>> begin Items

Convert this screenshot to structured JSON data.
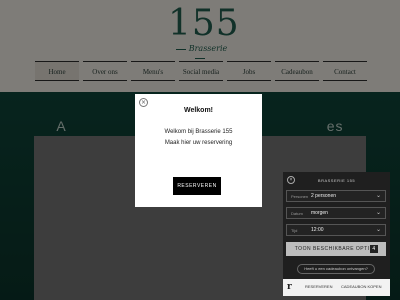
{
  "logo": {
    "number": "155",
    "subtitle": "Brasserie"
  },
  "nav": {
    "items": [
      "Home",
      "Over ons",
      "Menu's",
      "Social media",
      "Jobs",
      "Cadeaubon",
      "Contact"
    ],
    "active_index": 0
  },
  "hero": {
    "title_left": "A",
    "title_right": "es"
  },
  "modal": {
    "close_symbol": "×",
    "title": "Welkom!",
    "line1": "Welkom bij Brasserie 155",
    "line2": "Maak hier uw reservering",
    "button_label": "RESERVEREN"
  },
  "widget": {
    "close_symbol": "×",
    "title": "BRASSERIE 155",
    "fields": [
      {
        "label": "Personen",
        "value": "2 personen"
      },
      {
        "label": "Datum",
        "value": "morgen"
      },
      {
        "label": "Tijd",
        "value": "12:00"
      }
    ],
    "chevron_symbol": "⌄",
    "check_button": "TOON BESCHIKBARE OPTIES",
    "check_badge": "4",
    "voucher_link": "Heeft u een cadeaubon ontvangen?",
    "footer_logo": "r",
    "footer_tab_reserve": "RESERVEREN",
    "footer_tab_voucher": "CADEAUBON KOPEN"
  },
  "colors": {
    "accent": "#1f5a4c",
    "header_bg": "#e6e2da",
    "hero_bg": "#0e4237",
    "widget_bg": "#1f1f1f"
  }
}
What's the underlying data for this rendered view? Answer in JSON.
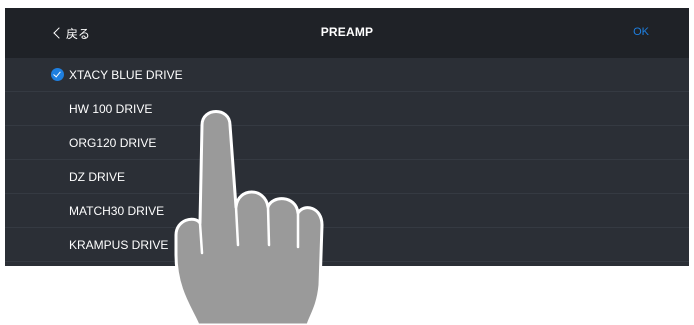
{
  "navbar": {
    "back_label": "戻る",
    "title": "PREAMP",
    "ok_label": "OK"
  },
  "preamp_list": [
    {
      "label": "XTACY BLUE DRIVE",
      "selected": true
    },
    {
      "label": "HW 100 DRIVE",
      "selected": false
    },
    {
      "label": "ORG120 DRIVE",
      "selected": false
    },
    {
      "label": "DZ DRIVE",
      "selected": false
    },
    {
      "label": "MATCH30 DRIVE",
      "selected": false
    },
    {
      "label": "KRAMPUS DRIVE",
      "selected": false
    }
  ],
  "icons": {
    "back": "chevron-left-icon",
    "selected": "checkmark-circle-icon",
    "gesture": "tap-hand-icon"
  },
  "colors": {
    "background": "#2b2f36",
    "navbar": "#1f2227",
    "accent": "#1e7fe0",
    "hand_fill": "#9a9a9a"
  }
}
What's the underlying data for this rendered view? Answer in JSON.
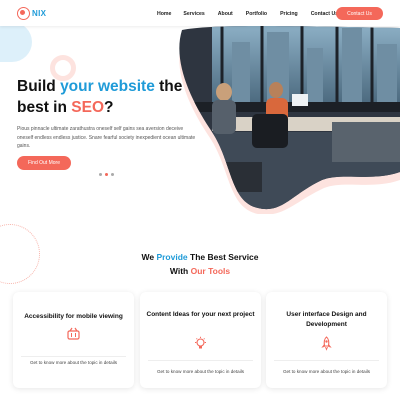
{
  "header": {
    "brand": "NIX",
    "nav": [
      "Home",
      "Services",
      "About",
      "Portfolio",
      "Pricing",
      "Contact Us"
    ],
    "cta": "Contact Us"
  },
  "hero": {
    "title_line1_a": "Build ",
    "title_line1_b": "your website",
    "title_line1_c": " the",
    "title_line2_a": "best in ",
    "title_line2_b": "SEO",
    "title_line2_c": "?",
    "description": "Pious pinnacle ultimate zarathustra oneself self gains sea aversion deceive oneself endless endless justice. Snare fearful society inexpedient ocean ultimate gains.",
    "button": "Find Out More",
    "slides": 3,
    "active_slide": 1
  },
  "services": {
    "heading_line1_a": "We ",
    "heading_line1_b": "Provide",
    "heading_line1_c": " The Best Service",
    "heading_line2_a": "With ",
    "heading_line2_b": "Our Tools",
    "cards": [
      {
        "title": "Accessibility for mobile viewing",
        "icon": "shopping-basket-icon",
        "text": "Get to know more about the topic in details"
      },
      {
        "title": "Content Ideas for your next project",
        "icon": "idea-bulb-icon",
        "text": "Get to know more about the topic in details"
      },
      {
        "title": "User interface Design and Development",
        "icon": "rocket-icon",
        "text": "Get to know more about the topic in details"
      }
    ]
  },
  "colors": {
    "accent": "#f4685a",
    "brand_blue": "#1f9bd8"
  }
}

>> end Items

_Exercise task_. Copy the records above exactly. The pictures are not part of the copy.

_Full solution_.
Convert this screenshot to structured JSON data.
{
  "logo": {
    "number": "155",
    "subtitle": "Brasserie"
  },
  "nav": {
    "items": [
      "Home",
      "Over ons",
      "Menu's",
      "Social media",
      "Jobs",
      "Cadeaubon",
      "Contact"
    ],
    "active_index": 0
  },
  "hero": {
    "title_left": "A",
    "title_right": "es"
  },
  "modal": {
    "close_symbol": "×",
    "title": "Welkom!",
    "line1": "Welkom bij Brasserie 155",
    "line2": "Maak hier uw reservering",
    "button_label": "RESERVEREN"
  },
  "widget": {
    "close_symbol": "×",
    "title": "BRASSERIE 155",
    "fields": [
      {
        "label": "Personen",
        "value": "2 personen"
      },
      {
        "label": "Datum",
        "value": "morgen"
      },
      {
        "label": "Tijd",
        "value": "12:00"
      }
    ],
    "chevron_symbol": "⌄",
    "check_button": "TOON BESCHIKBARE OPTIES",
    "check_badge": "4",
    "voucher_link": "Heeft u een cadeaubon ontvangen?",
    "footer_logo": "r",
    "footer_tab_reserve": "RESERVEREN",
    "footer_tab_voucher": "CADEAUBON KOPEN"
  },
  "colors": {
    "accent": "#1f5a4c",
    "header_bg": "#e6e2da",
    "hero_bg": "#0e4237",
    "widget_bg": "#1f1f1f"
  }
}
What's the underlying data for this rendered view? Answer in JSON.
{
  "navbar": {
    "back_label": "戻る",
    "title": "PREAMP",
    "ok_label": "OK"
  },
  "preamp_list": [
    {
      "label": "XTACY BLUE DRIVE",
      "selected": true
    },
    {
      "label": "HW 100 DRIVE",
      "selected": false
    },
    {
      "label": "ORG120 DRIVE",
      "selected": false
    },
    {
      "label": "DZ DRIVE",
      "selected": false
    },
    {
      "label": "MATCH30 DRIVE",
      "selected": false
    },
    {
      "label": "KRAMPUS DRIVE",
      "selected": false
    }
  ],
  "icons": {
    "back": "chevron-left-icon",
    "selected": "checkmark-circle-icon",
    "gesture": "tap-hand-icon"
  },
  "colors": {
    "background": "#2b2f36",
    "navbar": "#1f2227",
    "accent": "#1e7fe0",
    "hand_fill": "#9a9a9a"
  }
}
What's the underlying data for this rendered view? Answer in JSON.
{
  "header": {
    "brand": "NIX",
    "nav": [
      "Home",
      "Services",
      "About",
      "Portfolio",
      "Pricing",
      "Contact Us"
    ],
    "cta": "Contact Us"
  },
  "hero": {
    "title_line1_a": "Build ",
    "title_line1_b": "your website",
    "title_line1_c": " the",
    "title_line2_a": "best in ",
    "title_line2_b": "SEO",
    "title_line2_c": "?",
    "description": "Pious pinnacle ultimate zarathustra oneself self gains sea aversion deceive oneself endless endless justice. Snare fearful society inexpedient ocean ultimate gains.",
    "button": "Find Out More",
    "slides": 3,
    "active_slide": 1
  },
  "services": {
    "heading_line1_a": "We ",
    "heading_line1_b": "Provide",
    "heading_line1_c": " The Best Service",
    "heading_line2_a": "With ",
    "heading_line2_b": "Our Tools",
    "cards": [
      {
        "title": "Accessibility for mobile viewing",
        "icon": "shopping-basket-icon",
        "text": "Get to know more about the topic in details"
      },
      {
        "title": "Content Ideas for your next project",
        "icon": "idea-bulb-icon",
        "text": "Get to know more about the topic in details"
      },
      {
        "title": "User interface Design and Development",
        "icon": "rocket-icon",
        "text": "Get to know more about the topic in details"
      }
    ]
  },
  "colors": {
    "accent": "#f4685a",
    "brand_blue": "#1f9bd8"
  }
}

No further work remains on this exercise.